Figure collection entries
———

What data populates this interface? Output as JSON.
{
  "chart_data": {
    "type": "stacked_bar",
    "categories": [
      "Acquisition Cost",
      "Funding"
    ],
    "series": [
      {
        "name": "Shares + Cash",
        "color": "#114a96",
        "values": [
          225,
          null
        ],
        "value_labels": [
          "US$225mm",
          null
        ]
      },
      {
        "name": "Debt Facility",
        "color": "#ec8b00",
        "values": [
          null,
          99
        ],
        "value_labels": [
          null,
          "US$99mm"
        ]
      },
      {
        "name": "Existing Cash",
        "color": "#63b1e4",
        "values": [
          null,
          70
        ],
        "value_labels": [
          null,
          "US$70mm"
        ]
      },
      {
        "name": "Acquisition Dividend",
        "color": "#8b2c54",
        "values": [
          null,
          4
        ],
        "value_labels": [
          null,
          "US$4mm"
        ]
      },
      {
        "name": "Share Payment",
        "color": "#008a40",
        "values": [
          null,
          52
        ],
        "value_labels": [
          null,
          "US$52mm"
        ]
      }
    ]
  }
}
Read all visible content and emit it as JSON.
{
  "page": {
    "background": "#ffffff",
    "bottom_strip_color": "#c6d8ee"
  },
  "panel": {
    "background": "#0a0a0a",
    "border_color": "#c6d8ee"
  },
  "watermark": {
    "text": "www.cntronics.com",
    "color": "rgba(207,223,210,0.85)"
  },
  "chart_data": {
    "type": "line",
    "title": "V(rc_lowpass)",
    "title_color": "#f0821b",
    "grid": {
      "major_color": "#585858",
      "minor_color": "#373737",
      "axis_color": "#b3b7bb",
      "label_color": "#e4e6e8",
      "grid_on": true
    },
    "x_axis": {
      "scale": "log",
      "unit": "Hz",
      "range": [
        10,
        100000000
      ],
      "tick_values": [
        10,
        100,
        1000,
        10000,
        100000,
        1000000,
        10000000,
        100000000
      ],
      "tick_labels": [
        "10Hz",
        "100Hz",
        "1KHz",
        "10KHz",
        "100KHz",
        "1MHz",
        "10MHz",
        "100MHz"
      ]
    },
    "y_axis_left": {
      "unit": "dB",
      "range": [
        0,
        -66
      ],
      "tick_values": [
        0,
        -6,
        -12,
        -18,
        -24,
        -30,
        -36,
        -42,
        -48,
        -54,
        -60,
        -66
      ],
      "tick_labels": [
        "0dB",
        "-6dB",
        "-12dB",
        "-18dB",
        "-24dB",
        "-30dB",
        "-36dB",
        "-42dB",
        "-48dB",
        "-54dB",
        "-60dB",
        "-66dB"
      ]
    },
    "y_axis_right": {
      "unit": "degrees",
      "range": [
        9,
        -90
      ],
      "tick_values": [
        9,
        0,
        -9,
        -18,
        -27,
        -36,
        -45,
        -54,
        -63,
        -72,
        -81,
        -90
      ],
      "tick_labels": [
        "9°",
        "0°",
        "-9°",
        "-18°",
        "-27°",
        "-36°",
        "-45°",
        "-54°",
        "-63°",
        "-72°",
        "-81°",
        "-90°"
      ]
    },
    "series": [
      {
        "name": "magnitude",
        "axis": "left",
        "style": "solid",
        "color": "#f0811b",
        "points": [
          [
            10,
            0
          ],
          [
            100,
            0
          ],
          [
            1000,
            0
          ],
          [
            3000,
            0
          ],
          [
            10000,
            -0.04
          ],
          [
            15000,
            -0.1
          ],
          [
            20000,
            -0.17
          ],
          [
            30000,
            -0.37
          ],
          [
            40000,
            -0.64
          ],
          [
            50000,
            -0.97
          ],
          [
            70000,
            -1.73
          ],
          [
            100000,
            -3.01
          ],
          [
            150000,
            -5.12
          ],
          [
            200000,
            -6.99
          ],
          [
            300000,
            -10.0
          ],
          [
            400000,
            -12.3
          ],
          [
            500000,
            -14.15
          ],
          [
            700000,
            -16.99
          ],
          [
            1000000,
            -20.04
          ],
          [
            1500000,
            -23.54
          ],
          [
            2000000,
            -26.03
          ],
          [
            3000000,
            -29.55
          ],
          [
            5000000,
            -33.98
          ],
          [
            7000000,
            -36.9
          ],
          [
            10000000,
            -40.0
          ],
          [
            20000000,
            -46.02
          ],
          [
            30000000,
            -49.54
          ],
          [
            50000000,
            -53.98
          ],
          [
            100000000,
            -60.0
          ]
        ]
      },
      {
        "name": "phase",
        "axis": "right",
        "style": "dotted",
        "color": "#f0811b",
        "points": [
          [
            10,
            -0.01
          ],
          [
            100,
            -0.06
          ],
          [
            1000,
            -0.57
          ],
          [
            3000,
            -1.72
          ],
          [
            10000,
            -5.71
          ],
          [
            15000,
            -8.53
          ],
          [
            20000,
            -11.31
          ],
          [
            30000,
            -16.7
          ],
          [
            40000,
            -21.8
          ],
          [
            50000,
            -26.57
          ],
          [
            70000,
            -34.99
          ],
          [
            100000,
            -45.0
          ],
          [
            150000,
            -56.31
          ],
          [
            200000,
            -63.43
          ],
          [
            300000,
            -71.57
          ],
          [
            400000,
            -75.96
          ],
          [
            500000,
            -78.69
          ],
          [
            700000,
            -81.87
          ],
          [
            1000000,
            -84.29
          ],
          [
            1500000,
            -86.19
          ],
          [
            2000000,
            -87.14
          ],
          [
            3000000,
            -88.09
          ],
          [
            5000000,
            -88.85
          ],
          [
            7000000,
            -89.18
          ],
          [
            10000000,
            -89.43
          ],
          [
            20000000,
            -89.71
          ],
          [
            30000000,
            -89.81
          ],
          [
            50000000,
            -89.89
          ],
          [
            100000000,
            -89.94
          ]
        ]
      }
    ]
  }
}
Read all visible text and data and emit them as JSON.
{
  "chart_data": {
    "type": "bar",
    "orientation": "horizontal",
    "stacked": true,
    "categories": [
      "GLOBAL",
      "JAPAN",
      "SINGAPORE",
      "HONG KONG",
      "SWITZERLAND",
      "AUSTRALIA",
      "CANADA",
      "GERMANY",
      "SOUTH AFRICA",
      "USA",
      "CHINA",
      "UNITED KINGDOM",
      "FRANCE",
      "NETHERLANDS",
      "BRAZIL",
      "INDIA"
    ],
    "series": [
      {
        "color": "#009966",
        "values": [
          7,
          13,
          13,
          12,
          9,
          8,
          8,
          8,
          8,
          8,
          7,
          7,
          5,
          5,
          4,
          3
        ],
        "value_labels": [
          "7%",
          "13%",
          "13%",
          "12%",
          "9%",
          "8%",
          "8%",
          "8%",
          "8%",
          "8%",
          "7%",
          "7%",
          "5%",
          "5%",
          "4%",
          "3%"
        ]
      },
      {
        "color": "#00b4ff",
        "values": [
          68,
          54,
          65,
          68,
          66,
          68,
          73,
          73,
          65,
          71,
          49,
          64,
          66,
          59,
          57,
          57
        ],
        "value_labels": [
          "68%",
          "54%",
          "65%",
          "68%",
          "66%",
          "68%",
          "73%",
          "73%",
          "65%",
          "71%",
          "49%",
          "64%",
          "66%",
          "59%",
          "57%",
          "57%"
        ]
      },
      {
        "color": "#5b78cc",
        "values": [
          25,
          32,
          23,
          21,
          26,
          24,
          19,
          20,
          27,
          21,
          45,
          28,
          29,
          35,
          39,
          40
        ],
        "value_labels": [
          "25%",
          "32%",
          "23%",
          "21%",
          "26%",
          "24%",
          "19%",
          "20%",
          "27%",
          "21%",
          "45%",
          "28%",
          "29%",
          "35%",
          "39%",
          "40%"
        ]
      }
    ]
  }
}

———

• **Aim**
Report all lines of the data that include the word "Cash".

• **Answer to the exercise**
        "name": "Shares + Cash",
        "name": "Existing Cash",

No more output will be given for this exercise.